_Tasks_
A. In the staff development post, how often did the association manage to bring its executive directors together?
B. Carry on the staff development post from its final sentence, keeping its voice and subject.

-- Text block start --

Staff Development Solutions Part Two–Skype and videoconferencing

After reading part 1–wikis and staff development, we move onto a brief look at other web 2.0 applications and how a nonprofit exec can take advantage of them for staff development (this is not comprehensive, but meant to get your feet wet).   

The Value of Networking Among Peers 

One of the frustrations we had when I ran the small association of family service agencies in PA was getting people to meetings.  We managed to get our executive directors together four times a year.  The favorite agenda item was brainstorming/roundtable, when they just reported to each other on new developments or issues at their agency.  Sometimes it was the challenges of recertification by a national entity.  Other times it was on a decision to self-insure. Yet other times it was how to comply with HIPAA.  Interesting stories were shared, and I was limited in planning ahead to know where the conversation would take us.  The face-to-face peer interaction was invaluable.

-- Text block end --
-- Listed records start --

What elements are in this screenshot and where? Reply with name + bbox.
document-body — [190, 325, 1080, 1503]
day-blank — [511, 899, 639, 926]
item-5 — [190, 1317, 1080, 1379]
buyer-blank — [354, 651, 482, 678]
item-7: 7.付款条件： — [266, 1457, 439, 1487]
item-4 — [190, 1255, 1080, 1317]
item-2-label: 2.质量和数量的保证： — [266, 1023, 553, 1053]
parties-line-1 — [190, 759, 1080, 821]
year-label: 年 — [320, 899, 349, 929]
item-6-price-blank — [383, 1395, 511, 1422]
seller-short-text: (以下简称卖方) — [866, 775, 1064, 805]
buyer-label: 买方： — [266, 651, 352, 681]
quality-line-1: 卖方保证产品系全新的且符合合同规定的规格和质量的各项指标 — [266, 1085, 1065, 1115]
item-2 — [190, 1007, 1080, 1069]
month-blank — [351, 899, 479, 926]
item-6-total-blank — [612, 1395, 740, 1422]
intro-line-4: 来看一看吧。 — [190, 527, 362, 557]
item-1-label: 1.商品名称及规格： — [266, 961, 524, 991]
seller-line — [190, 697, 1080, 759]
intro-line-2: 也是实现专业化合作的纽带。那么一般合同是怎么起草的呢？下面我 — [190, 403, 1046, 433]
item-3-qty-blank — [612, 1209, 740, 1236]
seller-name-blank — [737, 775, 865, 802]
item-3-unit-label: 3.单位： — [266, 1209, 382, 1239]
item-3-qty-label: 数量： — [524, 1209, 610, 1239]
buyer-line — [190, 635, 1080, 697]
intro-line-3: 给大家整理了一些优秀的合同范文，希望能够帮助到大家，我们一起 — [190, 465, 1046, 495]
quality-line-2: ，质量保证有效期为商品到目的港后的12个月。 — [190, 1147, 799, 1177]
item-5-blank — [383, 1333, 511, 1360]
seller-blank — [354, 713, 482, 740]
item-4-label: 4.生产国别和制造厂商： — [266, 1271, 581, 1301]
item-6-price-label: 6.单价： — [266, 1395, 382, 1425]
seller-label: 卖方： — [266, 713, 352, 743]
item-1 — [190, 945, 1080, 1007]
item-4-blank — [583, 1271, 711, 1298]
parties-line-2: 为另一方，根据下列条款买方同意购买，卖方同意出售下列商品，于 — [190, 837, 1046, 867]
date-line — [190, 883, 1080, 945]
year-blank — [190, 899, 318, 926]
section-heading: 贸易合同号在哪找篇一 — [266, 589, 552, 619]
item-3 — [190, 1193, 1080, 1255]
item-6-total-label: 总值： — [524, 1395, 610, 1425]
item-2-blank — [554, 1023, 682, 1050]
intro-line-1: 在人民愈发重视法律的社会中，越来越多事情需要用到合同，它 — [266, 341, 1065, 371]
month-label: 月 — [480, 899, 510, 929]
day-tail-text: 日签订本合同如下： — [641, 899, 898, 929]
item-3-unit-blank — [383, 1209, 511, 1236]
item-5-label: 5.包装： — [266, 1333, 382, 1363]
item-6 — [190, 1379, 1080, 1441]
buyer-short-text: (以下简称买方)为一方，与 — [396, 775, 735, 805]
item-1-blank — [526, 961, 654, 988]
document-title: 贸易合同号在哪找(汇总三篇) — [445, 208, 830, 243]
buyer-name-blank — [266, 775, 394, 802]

-- Listed records end --

_Answers to each task_
A. Four times a year.

B.
 The EDs thought their front-line supervisors from similar programs would benefit from the same sort of networking, but we could never get our act together (mostly due to time-out-of office issues for busy supervisors).  Behold, Skype as a solution.

Skype as One Solution

Skype allows you to make calls from computer to computer, computer to phone, phone to phone–in audio.  Computer to computer (works on Mac and Windows) in audio and video.  Obviously, it’s this last option that best serves staff development or networking. Skype’s software is downloadable for free, and Skype-to-Skype calls are free.   I don’t mean to sound like a Skype salesperson; there are other, developing services, such as Oovoo–that offers similar service, but my impression is they are still working out some bugs…but their website and interface sure are hip. (See Beth Kanter’s photo on flickr).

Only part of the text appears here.